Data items
-- -- --

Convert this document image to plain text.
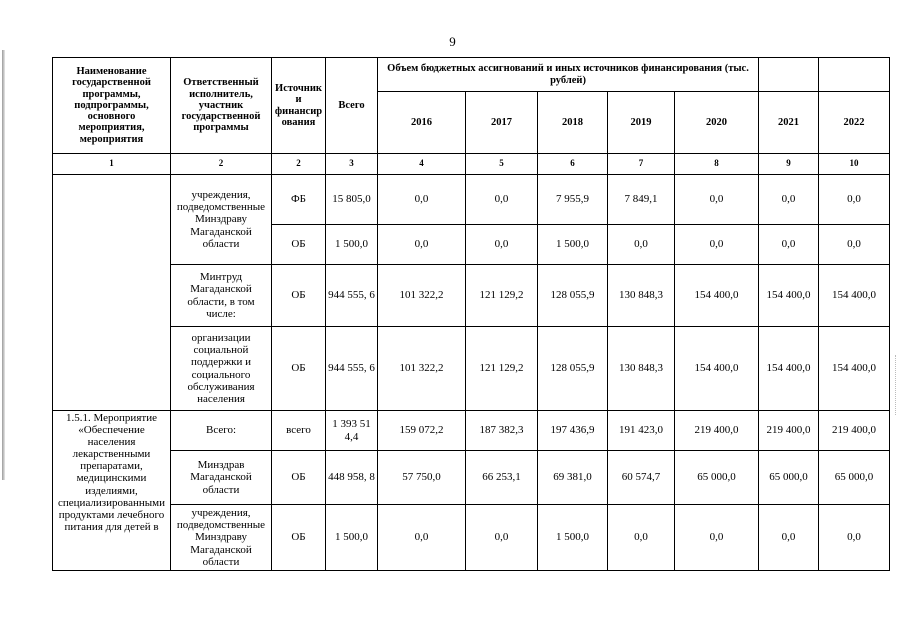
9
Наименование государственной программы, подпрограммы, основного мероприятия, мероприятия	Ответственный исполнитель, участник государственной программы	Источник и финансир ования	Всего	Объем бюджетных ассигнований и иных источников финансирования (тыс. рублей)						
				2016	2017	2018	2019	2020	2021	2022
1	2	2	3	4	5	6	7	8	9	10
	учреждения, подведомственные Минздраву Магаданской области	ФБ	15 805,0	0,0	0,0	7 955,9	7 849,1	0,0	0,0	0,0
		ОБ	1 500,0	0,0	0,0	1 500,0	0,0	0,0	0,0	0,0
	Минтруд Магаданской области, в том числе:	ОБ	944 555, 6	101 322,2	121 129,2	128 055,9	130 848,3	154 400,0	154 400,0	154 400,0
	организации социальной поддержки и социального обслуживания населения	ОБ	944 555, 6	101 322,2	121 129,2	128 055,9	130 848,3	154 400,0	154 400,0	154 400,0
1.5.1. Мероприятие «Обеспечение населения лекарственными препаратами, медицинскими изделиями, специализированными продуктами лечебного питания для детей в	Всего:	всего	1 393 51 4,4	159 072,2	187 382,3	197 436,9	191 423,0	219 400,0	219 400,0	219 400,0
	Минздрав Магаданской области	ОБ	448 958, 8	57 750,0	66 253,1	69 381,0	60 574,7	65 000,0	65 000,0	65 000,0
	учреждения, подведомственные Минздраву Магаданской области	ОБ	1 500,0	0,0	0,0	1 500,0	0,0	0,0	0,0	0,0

-- -- --

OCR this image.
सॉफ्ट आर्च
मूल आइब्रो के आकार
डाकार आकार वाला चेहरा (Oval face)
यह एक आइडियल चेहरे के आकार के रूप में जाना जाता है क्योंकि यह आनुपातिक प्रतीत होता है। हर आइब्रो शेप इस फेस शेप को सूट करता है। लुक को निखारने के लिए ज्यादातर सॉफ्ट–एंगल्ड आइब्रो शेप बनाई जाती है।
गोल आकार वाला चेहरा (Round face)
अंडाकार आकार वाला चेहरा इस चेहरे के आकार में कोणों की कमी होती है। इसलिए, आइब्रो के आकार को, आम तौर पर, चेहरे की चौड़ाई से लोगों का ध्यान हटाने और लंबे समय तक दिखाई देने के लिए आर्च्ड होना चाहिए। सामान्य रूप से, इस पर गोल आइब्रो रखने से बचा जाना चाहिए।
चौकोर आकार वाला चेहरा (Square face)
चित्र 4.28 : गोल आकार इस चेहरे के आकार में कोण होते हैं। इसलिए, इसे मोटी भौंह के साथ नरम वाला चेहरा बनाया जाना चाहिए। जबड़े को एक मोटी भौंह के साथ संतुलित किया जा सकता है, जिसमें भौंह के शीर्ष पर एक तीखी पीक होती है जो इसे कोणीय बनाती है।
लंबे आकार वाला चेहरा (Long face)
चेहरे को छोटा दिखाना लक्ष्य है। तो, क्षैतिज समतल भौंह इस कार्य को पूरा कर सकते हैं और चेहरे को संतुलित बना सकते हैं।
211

-- -- --

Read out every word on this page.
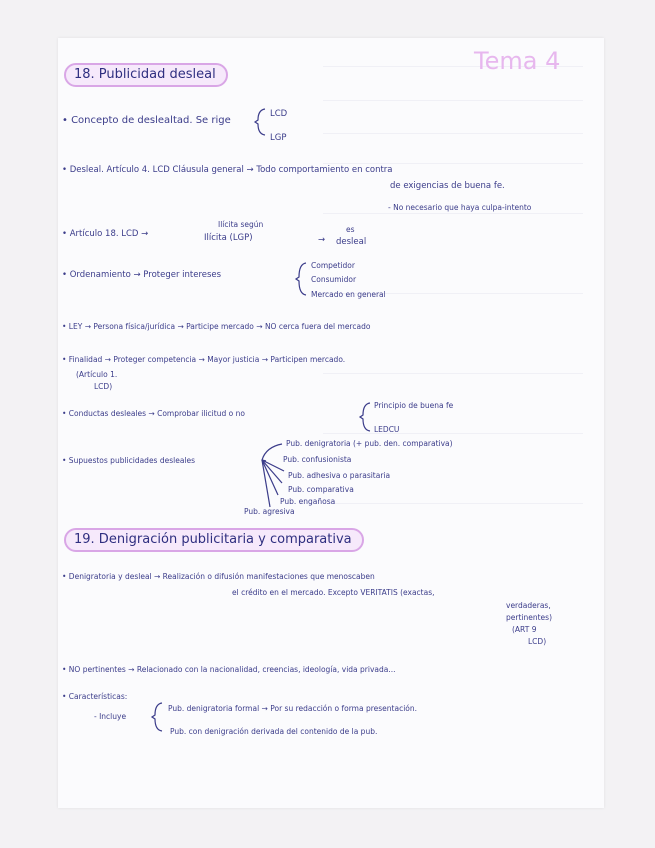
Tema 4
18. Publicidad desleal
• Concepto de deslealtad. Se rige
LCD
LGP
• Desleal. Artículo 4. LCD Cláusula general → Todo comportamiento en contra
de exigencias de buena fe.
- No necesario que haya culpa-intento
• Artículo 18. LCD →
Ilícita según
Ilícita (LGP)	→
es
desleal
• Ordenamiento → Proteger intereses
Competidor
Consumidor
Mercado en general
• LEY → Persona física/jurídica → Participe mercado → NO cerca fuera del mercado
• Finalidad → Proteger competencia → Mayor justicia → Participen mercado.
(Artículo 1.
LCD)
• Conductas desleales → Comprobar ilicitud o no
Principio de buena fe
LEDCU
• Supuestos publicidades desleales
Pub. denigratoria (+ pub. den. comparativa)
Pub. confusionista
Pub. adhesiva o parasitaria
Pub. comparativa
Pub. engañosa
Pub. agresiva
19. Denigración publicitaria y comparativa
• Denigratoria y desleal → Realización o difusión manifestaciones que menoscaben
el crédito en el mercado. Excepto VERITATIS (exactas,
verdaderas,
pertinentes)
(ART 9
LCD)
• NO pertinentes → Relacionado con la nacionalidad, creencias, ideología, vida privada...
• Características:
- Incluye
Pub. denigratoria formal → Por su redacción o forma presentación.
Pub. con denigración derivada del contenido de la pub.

-- -- --

■ **The task**:
The answer is a single number, the count of lines in the records that contain the string "подведомственные".

■ **Result of this task**:
2